- [TASK PROMPT]
What follows is a listing; restate every line of it word for word.

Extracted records
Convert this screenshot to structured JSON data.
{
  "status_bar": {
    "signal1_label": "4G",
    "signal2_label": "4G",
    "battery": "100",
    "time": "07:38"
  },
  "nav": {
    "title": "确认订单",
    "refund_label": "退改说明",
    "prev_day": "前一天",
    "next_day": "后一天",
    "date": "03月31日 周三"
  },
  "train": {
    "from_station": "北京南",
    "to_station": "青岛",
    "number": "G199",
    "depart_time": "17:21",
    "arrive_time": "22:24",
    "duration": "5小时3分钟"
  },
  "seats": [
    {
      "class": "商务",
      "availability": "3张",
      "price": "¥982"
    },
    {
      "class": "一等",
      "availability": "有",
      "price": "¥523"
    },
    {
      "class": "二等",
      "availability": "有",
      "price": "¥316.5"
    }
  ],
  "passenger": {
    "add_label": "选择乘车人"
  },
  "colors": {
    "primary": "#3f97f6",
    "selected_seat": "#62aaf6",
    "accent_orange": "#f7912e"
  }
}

- [WORKED ANSWER]
Convert this screenshot to structured JSON data.
{
  "status_bar": {
    "signal1_label": "4G",
    "signal2_label": "4G",
    "battery": "100",
    "time": "07:38"
  },
  "nav": {
    "title": "确认订单",
    "refund_label": "退改说明",
    "prev_day": "前一天",
    "next_day": "后一天",
    "date": "03月31日 周三"
  },
  "train": {
    "from_station": "北京南",
    "to_station": "青岛",
    "number": "G199",
    "depart_time": "17:21",
    "arrive_time": "22:24",
    "duration": "5小时3分钟"
  },
  "seats": [
    {
      "class": "商务",
      "availability": "3张",
      "price": "¥982"
    },
    {
      "class": "一等",
      "availability": "有",
      "price": "¥523"
    },
    {
      "class": "二等",
      "availability": "有",
      "price": "¥316.5"
    }
  ],
  "passenger": {
    "add_label": "选择乘车人"
  },
  "colors": {
    "primary": "#3f97f6",
    "selected_seat": "#62aaf6",
    "accent_orange": "#f7912e"
  }
}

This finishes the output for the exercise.